» Task directions:
Copy every line of the entries that includes the word "引力常量的测定".

» Dataset extract:

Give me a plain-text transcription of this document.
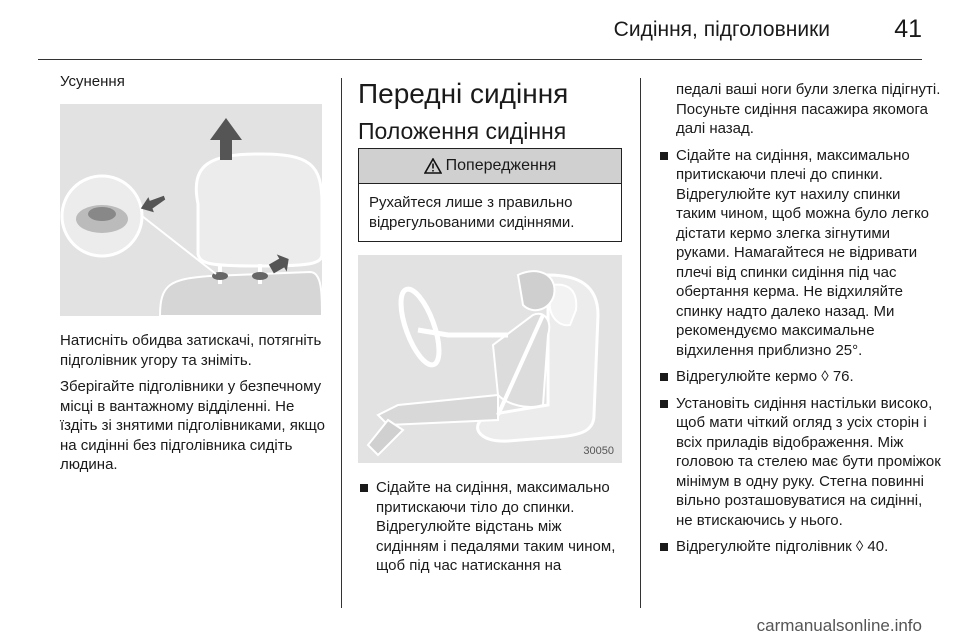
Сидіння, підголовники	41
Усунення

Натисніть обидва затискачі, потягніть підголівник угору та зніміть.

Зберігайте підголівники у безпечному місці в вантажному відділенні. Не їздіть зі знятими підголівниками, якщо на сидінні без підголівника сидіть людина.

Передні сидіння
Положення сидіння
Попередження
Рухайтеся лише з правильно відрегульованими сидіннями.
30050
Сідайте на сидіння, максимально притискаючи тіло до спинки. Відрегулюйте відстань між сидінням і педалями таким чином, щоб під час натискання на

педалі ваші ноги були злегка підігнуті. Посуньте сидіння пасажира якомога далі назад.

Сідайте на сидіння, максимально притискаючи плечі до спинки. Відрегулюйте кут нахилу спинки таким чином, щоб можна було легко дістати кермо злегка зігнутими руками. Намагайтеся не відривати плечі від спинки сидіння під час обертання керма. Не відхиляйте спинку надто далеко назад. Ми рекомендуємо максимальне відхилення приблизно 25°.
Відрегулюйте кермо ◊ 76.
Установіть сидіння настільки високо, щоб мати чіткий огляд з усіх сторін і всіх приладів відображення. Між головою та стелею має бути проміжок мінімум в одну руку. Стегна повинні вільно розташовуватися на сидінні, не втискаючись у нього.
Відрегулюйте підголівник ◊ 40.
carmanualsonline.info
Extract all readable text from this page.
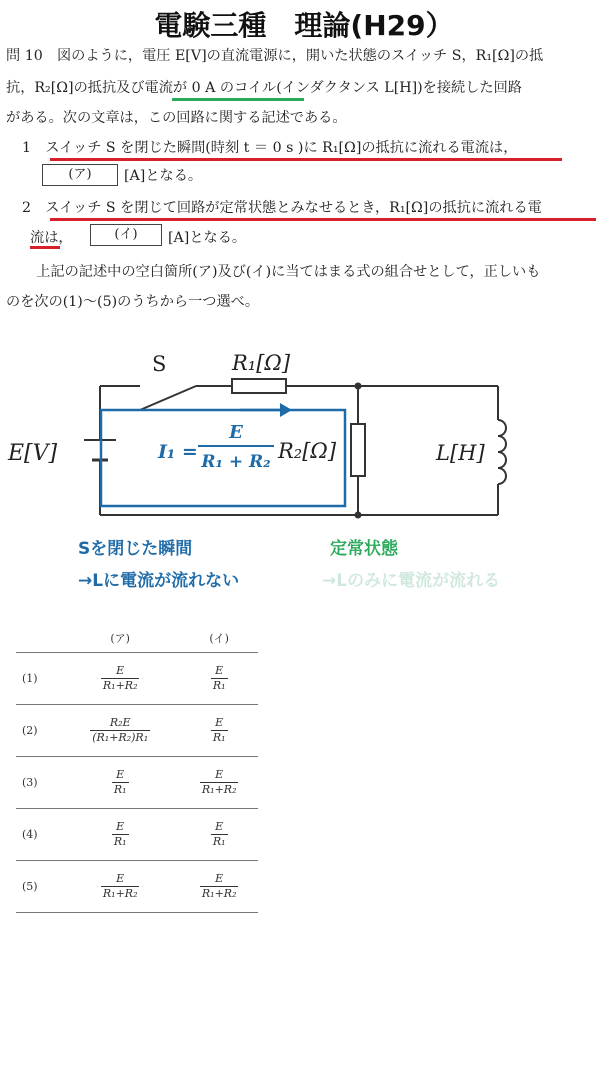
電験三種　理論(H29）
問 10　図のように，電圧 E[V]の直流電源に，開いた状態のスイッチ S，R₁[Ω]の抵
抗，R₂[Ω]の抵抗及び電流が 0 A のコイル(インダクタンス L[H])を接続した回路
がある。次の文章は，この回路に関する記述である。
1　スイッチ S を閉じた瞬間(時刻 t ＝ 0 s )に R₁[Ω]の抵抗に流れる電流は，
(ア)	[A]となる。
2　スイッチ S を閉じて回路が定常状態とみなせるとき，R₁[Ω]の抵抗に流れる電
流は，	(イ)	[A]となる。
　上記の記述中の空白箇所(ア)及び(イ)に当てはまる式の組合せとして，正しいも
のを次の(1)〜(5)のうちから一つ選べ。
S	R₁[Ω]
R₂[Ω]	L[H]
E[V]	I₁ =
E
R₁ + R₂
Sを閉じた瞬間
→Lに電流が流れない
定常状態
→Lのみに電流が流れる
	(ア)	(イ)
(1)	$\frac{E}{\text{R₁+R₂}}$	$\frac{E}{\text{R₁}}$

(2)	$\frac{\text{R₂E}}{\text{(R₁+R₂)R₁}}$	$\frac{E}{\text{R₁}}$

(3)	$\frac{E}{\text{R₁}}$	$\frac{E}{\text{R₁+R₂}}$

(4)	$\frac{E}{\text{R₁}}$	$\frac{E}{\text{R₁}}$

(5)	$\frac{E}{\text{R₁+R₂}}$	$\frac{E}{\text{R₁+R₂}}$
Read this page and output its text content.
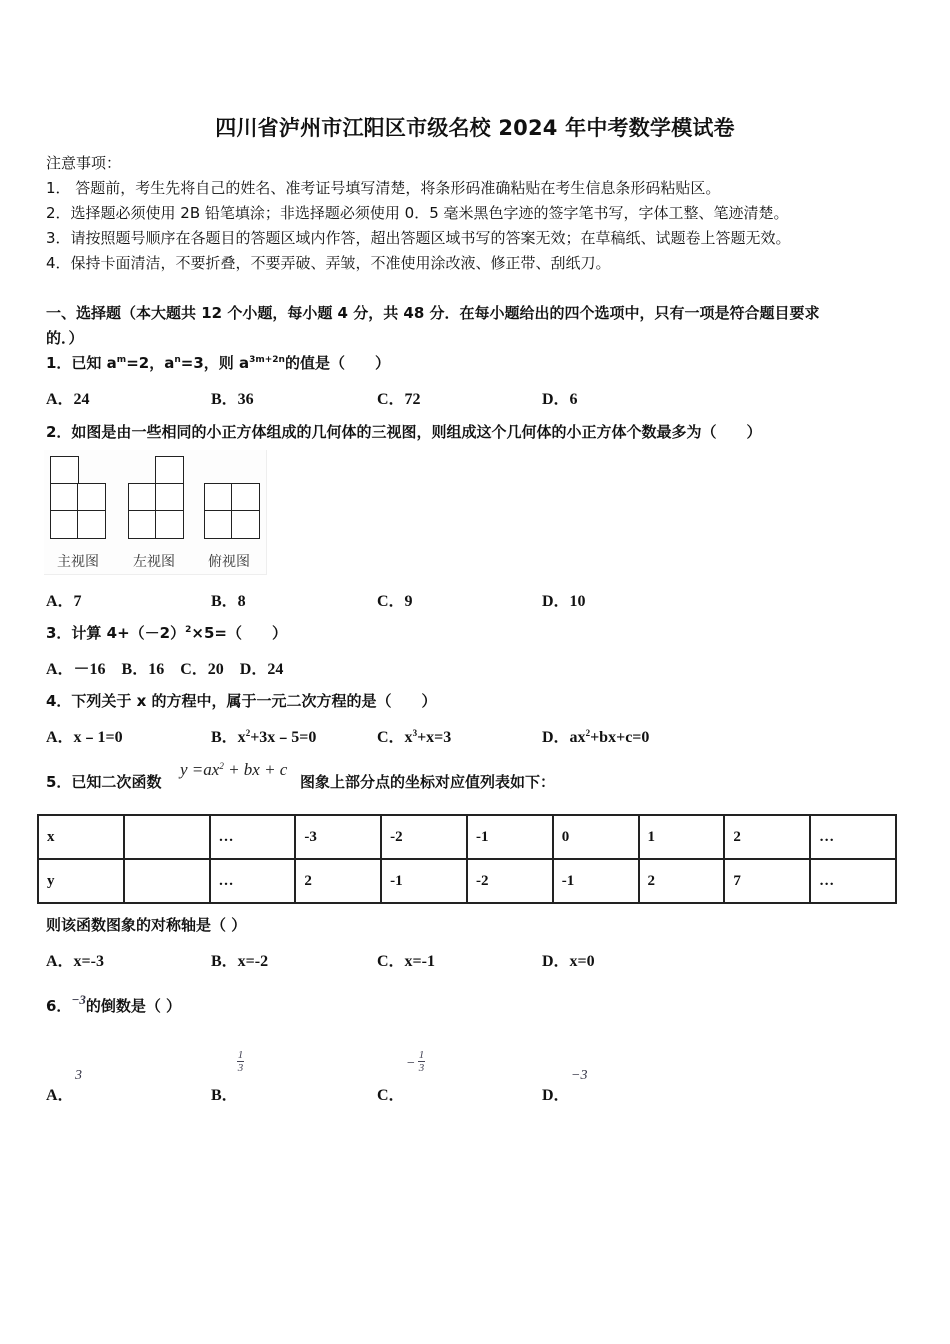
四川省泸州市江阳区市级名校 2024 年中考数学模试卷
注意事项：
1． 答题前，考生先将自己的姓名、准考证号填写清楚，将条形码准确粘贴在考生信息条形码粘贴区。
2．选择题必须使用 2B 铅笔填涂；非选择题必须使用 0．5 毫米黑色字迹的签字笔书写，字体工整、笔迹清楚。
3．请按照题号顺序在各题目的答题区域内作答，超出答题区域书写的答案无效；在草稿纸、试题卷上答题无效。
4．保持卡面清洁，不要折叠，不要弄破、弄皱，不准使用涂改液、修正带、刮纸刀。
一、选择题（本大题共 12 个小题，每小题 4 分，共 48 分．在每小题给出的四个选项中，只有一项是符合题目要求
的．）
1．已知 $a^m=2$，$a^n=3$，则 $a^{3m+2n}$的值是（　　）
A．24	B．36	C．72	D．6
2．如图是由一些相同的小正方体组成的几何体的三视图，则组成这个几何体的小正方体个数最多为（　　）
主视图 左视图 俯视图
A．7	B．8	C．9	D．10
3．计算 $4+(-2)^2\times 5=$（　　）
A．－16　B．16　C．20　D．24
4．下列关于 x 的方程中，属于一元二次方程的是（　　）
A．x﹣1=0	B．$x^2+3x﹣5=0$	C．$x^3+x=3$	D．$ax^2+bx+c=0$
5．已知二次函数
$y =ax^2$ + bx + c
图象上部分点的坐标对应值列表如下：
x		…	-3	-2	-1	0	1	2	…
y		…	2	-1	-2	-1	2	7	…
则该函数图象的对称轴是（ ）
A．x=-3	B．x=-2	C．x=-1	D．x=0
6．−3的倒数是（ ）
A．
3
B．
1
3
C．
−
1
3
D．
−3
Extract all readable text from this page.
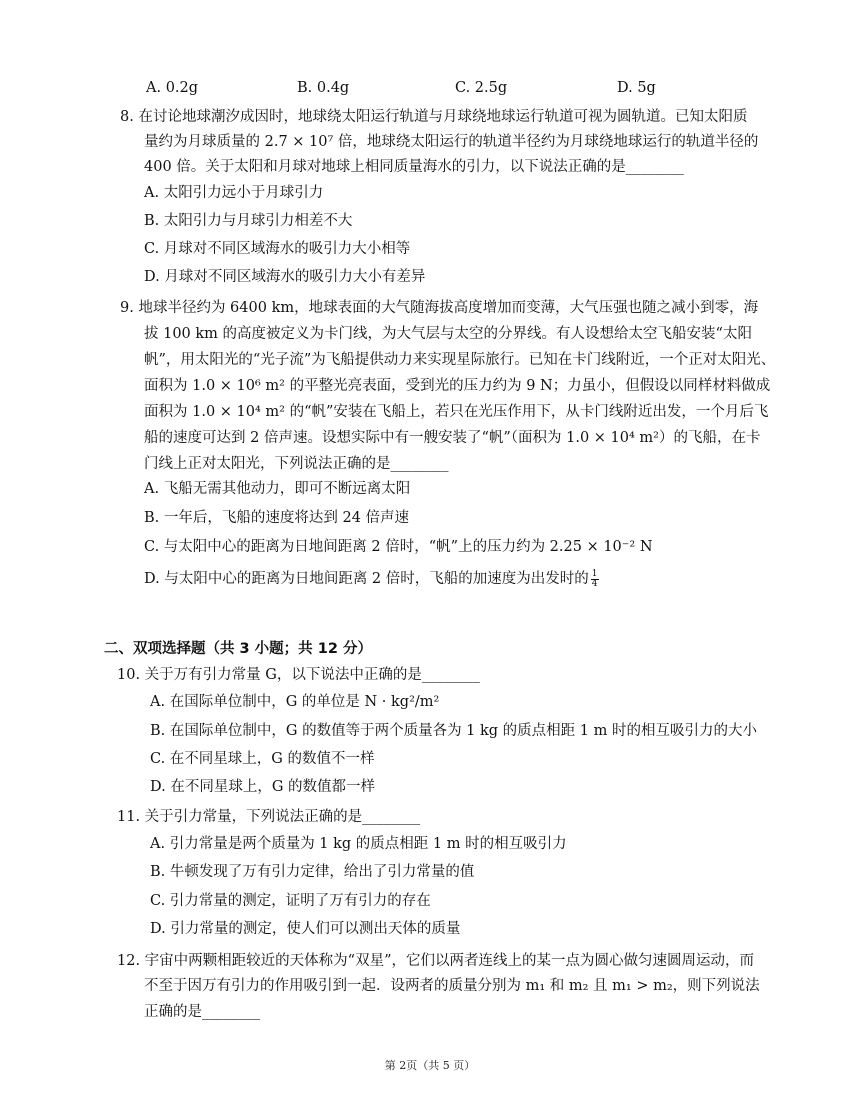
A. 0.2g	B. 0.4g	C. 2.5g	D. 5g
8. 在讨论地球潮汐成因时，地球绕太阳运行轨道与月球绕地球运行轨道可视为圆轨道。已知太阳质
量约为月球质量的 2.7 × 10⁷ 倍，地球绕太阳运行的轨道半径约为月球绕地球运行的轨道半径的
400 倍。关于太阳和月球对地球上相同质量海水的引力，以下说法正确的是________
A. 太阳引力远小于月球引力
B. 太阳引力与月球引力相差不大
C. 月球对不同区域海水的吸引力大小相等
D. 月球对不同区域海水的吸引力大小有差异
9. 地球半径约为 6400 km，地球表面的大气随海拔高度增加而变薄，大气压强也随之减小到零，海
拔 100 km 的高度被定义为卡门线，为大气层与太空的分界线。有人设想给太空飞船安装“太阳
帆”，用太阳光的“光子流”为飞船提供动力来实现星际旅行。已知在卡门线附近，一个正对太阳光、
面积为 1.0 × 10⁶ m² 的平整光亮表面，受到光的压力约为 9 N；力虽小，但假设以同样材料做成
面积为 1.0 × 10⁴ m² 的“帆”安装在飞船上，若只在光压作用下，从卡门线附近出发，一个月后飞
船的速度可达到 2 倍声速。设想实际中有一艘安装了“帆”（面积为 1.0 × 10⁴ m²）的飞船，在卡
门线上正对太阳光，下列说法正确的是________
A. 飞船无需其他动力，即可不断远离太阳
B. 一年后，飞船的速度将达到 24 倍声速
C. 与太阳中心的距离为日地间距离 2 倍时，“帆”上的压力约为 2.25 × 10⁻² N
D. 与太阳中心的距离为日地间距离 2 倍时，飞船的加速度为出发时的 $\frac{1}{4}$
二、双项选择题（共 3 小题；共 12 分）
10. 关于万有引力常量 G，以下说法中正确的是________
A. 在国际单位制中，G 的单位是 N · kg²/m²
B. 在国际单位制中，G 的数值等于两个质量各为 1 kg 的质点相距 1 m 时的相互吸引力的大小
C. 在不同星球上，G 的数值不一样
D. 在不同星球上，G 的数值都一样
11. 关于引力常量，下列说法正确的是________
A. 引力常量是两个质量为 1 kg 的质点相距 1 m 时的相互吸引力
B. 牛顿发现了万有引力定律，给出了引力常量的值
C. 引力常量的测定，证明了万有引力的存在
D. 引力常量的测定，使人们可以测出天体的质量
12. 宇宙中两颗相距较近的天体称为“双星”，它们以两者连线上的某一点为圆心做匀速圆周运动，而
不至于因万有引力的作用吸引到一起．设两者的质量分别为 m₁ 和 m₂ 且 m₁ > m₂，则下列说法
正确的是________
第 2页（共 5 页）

» Written solution:
C. 引力常量的测定，证明了万有引力的存在
D. 引力常量的测定，使人们可以测出天体的质量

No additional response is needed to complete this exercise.